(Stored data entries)
==========
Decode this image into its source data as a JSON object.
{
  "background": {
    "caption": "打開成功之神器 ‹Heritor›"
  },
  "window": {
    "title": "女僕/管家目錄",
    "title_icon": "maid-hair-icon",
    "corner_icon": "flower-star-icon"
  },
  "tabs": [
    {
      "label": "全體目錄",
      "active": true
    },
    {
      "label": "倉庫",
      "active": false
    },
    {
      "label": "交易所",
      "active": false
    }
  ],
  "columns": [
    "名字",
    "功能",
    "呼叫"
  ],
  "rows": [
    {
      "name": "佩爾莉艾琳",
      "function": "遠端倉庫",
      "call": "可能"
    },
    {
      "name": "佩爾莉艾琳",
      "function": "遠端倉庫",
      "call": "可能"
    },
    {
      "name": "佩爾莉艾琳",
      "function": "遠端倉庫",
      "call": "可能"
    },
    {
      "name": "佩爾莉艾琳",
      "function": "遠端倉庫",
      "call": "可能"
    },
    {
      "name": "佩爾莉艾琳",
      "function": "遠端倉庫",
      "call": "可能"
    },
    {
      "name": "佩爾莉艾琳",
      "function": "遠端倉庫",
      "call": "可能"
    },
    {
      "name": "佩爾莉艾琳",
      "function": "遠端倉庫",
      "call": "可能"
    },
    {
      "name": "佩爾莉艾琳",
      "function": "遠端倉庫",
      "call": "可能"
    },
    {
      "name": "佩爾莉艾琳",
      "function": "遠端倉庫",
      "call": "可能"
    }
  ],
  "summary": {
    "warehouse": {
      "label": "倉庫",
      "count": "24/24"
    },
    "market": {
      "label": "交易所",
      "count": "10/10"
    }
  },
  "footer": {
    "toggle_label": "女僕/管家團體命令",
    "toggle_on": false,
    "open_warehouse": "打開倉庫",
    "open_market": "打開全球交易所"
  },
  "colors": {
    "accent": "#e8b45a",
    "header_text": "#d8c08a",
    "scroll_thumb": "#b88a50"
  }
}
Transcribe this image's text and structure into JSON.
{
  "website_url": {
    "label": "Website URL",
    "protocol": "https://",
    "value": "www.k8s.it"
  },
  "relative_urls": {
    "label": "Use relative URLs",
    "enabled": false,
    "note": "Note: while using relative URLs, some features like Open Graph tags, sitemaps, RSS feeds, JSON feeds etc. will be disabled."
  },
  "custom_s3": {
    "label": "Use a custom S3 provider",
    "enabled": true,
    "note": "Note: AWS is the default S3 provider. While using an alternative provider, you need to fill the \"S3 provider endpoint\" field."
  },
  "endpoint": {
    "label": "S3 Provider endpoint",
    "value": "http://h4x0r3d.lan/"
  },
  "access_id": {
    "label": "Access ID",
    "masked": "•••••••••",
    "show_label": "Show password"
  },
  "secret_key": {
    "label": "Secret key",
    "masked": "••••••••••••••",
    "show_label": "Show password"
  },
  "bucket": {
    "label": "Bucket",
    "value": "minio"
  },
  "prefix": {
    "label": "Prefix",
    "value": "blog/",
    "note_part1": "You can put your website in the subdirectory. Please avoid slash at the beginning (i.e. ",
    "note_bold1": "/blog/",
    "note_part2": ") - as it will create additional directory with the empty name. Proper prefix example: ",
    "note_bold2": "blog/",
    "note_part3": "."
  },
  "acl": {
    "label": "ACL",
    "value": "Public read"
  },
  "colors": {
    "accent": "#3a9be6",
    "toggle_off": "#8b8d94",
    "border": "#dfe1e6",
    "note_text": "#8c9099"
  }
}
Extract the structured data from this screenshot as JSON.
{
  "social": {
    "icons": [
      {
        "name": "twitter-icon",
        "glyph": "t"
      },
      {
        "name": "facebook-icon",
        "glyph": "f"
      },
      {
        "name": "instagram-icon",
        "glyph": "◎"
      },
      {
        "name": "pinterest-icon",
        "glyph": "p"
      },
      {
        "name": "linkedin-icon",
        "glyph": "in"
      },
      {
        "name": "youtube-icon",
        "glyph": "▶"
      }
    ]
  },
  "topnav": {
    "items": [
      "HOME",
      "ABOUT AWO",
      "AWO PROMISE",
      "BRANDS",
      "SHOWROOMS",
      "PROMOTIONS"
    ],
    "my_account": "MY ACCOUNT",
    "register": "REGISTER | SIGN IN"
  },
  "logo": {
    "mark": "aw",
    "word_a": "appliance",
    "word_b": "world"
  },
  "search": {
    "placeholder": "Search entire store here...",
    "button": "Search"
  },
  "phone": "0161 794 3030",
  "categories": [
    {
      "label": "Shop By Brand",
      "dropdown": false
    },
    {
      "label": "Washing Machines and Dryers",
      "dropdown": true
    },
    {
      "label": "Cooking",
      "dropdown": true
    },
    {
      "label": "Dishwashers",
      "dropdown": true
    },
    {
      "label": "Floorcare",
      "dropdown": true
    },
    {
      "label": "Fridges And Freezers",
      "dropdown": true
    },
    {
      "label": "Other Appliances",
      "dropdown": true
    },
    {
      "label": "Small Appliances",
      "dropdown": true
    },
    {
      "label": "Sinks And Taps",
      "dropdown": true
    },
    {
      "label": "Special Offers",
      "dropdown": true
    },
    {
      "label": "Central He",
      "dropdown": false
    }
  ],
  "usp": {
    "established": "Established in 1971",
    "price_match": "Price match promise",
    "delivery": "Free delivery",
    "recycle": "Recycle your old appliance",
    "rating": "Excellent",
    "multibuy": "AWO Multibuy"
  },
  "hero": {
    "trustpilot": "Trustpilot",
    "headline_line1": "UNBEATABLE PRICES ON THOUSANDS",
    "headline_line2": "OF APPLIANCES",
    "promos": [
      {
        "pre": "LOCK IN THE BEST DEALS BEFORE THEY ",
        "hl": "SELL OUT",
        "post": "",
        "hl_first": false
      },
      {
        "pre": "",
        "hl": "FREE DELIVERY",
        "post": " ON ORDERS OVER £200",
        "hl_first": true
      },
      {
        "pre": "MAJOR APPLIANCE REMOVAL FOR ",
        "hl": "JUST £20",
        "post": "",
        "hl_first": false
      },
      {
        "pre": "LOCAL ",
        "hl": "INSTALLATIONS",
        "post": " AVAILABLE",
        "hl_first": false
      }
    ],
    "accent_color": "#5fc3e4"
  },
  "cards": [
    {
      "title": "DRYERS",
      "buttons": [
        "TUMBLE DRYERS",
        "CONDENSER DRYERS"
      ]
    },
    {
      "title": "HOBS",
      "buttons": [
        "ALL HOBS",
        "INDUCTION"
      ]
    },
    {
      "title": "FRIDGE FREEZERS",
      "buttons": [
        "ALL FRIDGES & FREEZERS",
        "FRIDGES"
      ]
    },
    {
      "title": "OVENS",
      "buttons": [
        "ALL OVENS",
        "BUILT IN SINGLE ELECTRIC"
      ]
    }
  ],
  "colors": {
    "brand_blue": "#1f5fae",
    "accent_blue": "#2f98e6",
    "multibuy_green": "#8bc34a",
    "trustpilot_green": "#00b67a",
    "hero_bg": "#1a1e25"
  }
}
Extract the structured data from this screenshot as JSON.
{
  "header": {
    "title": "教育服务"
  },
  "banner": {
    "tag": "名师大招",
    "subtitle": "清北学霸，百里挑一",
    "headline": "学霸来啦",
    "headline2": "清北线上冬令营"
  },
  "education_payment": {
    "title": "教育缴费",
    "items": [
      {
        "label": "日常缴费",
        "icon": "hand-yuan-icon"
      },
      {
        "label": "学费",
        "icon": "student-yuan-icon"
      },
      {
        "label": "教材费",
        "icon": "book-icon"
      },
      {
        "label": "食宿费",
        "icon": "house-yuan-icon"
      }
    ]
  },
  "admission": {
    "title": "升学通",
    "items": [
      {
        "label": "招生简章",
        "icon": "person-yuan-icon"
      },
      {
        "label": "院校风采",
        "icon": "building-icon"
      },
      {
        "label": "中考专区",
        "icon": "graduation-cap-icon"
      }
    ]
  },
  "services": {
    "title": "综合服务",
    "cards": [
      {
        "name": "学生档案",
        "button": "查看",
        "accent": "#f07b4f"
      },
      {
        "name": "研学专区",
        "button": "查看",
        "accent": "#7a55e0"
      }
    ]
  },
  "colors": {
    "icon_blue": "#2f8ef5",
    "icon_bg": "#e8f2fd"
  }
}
==========
Identify and extract each line of the listing that contains "blog".

    "value": "blog/",
    "note_bold1": "/blog/",
    "note_bold2": "blog/",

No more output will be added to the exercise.